**Exercise goal**
Rename "legend-label" to "legend-entry" in the data from its first line through the line containing "y-tick-label: 0.0: [101, 786, 171, 837]", and give only those lines again with everything else unchanged.

(Element and coordinate records)
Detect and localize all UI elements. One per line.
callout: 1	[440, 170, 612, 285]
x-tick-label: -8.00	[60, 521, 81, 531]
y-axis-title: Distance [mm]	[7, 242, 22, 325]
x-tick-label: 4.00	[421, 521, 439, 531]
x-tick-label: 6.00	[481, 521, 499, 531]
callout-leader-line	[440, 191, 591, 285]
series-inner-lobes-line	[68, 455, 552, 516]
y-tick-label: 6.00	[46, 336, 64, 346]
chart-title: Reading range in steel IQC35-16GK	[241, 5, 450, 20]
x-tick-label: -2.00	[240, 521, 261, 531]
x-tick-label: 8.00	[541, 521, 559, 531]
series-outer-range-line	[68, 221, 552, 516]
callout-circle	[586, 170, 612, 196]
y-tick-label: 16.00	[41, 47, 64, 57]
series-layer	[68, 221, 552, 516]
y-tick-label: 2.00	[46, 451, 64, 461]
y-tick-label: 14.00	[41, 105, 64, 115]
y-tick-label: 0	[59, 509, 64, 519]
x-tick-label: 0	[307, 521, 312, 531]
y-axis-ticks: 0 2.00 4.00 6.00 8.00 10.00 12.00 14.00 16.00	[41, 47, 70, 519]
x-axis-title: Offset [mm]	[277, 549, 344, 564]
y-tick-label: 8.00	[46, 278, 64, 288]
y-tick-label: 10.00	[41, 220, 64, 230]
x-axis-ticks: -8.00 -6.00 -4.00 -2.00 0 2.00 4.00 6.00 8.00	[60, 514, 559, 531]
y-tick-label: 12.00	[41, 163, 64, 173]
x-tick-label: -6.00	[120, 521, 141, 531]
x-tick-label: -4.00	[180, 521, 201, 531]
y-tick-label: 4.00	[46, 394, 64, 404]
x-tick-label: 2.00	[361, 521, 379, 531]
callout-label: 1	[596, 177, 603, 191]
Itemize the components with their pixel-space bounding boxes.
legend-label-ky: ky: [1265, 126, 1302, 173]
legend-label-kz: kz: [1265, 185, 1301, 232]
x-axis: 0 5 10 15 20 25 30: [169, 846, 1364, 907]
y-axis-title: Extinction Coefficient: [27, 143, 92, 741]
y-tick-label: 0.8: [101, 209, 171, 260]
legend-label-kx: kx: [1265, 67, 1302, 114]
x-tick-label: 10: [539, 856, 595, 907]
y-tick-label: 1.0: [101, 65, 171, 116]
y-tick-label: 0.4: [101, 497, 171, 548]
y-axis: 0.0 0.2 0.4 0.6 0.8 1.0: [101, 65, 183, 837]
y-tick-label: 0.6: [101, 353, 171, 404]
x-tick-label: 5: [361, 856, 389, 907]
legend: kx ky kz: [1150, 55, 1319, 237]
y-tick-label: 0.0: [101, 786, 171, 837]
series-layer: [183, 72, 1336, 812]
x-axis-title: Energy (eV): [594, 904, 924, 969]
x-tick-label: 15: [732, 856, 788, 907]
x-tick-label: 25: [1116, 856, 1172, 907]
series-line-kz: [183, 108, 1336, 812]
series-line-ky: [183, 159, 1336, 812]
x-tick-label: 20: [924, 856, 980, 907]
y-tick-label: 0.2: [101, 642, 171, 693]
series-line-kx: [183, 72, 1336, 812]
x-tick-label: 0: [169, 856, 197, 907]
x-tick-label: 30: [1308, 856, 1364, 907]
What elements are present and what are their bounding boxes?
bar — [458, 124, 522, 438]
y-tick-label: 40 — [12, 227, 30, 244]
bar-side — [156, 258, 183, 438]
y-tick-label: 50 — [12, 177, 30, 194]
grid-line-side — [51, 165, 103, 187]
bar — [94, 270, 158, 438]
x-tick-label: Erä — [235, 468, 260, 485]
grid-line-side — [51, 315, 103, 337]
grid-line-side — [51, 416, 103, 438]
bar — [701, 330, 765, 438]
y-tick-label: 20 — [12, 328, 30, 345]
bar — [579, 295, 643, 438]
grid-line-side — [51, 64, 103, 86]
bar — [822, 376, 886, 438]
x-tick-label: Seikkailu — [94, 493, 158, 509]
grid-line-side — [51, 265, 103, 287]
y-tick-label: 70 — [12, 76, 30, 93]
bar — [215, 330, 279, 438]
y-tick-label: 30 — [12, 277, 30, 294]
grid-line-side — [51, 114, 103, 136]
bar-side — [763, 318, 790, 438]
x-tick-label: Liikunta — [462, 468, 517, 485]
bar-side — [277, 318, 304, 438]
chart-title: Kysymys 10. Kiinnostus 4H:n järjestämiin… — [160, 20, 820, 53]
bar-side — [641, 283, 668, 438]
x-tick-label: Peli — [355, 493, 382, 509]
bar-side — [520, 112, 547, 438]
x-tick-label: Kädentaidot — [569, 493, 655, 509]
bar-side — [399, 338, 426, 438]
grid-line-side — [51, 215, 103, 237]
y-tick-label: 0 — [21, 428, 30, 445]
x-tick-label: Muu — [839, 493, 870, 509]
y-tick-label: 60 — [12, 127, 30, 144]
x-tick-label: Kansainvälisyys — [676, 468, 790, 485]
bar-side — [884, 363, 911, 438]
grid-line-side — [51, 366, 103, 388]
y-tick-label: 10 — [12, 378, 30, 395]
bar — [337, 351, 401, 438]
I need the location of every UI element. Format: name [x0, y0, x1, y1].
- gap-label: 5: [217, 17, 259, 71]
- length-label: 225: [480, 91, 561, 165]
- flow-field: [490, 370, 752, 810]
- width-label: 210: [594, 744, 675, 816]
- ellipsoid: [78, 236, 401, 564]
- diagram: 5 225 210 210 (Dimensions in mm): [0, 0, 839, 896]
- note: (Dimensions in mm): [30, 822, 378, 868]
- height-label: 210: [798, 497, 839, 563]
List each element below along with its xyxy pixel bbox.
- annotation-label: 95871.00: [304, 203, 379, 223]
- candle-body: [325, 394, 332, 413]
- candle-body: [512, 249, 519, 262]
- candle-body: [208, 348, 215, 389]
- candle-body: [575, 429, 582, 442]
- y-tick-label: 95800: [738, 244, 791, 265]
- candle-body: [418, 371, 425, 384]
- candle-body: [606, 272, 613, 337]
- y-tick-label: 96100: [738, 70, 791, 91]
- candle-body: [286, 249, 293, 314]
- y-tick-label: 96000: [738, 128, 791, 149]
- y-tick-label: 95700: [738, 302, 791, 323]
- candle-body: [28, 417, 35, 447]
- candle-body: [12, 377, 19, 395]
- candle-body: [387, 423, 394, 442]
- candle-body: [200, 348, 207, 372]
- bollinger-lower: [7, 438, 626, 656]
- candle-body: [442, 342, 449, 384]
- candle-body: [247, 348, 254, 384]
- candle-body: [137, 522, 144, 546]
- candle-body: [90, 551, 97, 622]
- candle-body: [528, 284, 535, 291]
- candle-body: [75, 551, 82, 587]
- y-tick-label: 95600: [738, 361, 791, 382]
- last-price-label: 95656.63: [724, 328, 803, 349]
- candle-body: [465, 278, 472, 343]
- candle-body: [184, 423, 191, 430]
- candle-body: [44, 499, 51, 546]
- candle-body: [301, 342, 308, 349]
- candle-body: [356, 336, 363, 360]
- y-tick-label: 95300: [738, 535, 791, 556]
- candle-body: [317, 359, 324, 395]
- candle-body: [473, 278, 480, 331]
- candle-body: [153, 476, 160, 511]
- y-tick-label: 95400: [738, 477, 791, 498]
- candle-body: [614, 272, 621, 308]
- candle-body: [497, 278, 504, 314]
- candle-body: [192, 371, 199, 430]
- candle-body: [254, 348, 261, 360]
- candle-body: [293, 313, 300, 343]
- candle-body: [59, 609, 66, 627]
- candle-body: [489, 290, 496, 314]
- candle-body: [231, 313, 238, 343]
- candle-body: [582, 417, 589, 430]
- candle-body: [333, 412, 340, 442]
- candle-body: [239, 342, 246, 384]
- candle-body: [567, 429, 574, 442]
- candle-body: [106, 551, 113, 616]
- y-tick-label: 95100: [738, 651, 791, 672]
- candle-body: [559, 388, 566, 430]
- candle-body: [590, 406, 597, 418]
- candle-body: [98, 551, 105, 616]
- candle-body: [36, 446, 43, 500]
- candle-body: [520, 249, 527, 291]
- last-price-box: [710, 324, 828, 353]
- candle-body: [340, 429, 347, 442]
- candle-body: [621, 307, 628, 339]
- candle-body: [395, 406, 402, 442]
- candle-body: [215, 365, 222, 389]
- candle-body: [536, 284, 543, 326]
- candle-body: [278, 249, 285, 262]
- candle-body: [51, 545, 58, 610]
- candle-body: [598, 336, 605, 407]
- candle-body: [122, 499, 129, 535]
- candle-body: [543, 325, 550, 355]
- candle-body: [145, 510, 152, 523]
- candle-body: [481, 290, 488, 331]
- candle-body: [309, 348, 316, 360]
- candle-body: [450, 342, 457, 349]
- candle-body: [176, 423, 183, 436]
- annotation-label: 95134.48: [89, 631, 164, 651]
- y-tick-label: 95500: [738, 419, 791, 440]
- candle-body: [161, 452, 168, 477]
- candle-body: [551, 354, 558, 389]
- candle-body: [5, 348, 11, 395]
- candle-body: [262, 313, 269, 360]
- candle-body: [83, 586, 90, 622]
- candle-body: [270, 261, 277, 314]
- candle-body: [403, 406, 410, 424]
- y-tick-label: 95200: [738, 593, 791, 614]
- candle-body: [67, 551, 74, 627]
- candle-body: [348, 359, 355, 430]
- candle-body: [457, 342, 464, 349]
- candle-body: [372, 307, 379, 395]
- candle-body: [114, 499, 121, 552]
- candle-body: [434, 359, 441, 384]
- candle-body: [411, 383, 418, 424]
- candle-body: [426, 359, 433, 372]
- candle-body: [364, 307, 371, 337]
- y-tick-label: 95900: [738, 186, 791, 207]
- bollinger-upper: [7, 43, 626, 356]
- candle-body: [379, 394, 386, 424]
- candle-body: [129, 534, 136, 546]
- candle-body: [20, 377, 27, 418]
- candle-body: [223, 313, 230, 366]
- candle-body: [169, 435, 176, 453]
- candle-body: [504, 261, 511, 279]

**Response for this exercise**
Detect and localize all UI elements. One per line.
callout: 1	[440, 170, 612, 285]
x-tick-label: -8.00	[60, 521, 81, 531]
y-axis-title: Distance [mm]	[7, 242, 22, 325]
x-tick-label: 4.00	[421, 521, 439, 531]
x-tick-label: 6.00	[481, 521, 499, 531]
callout-leader-line	[440, 191, 591, 285]
series-inner-lobes-line	[68, 455, 552, 516]
y-tick-label: 6.00	[46, 336, 64, 346]
chart-title: Reading range in steel IQC35-16GK	[241, 5, 450, 20]
x-tick-label: -2.00	[240, 521, 261, 531]
x-tick-label: 8.00	[541, 521, 559, 531]
series-outer-range-line	[68, 221, 552, 516]
callout-circle	[586, 170, 612, 196]
y-tick-label: 16.00	[41, 47, 64, 57]
series-layer	[68, 221, 552, 516]
y-tick-label: 2.00	[46, 451, 64, 461]
y-tick-label: 14.00	[41, 105, 64, 115]
y-tick-label: 0	[59, 509, 64, 519]
x-tick-label: 0	[307, 521, 312, 531]
y-axis-ticks: 0 2.00 4.00 6.00 8.00 10.00 12.00 14.00 16.00	[41, 47, 70, 519]
x-axis-title: Offset [mm]	[277, 549, 344, 564]
y-tick-label: 8.00	[46, 278, 64, 288]
y-tick-label: 10.00	[41, 220, 64, 230]
x-axis-ticks: -8.00 -6.00 -4.00 -2.00 0 2.00 4.00 6.00 8.00	[60, 514, 559, 531]
y-tick-label: 12.00	[41, 163, 64, 173]
x-tick-label: -6.00	[120, 521, 141, 531]
x-tick-label: -4.00	[180, 521, 201, 531]
y-tick-label: 4.00	[46, 394, 64, 404]
x-tick-label: 2.00	[361, 521, 379, 531]
callout-label: 1	[596, 177, 603, 191]
Itemize the components with their pixel-space bounding boxes.
legend-entry-ky: ky: [1265, 126, 1302, 173]
legend-entry-kz: kz: [1265, 185, 1301, 232]
x-axis: 0 5 10 15 20 25 30: [169, 846, 1364, 907]
y-axis-title: Extinction Coefficient: [27, 143, 92, 741]
y-tick-label: 0.8: [101, 209, 171, 260]
legend-entry-kx: kx: [1265, 67, 1302, 114]
x-tick-label: 10: [539, 856, 595, 907]
y-tick-label: 1.0: [101, 65, 171, 116]
y-tick-label: 0.4: [101, 497, 171, 548]
y-axis: 0.0 0.2 0.4 0.6 0.8 1.0: [101, 65, 183, 837]
y-tick-label: 0.6: [101, 353, 171, 404]
x-tick-label: 5: [361, 856, 389, 907]
legend: kx ky kz: [1150, 55, 1319, 237]
y-tick-label: 0.0: [101, 786, 171, 837]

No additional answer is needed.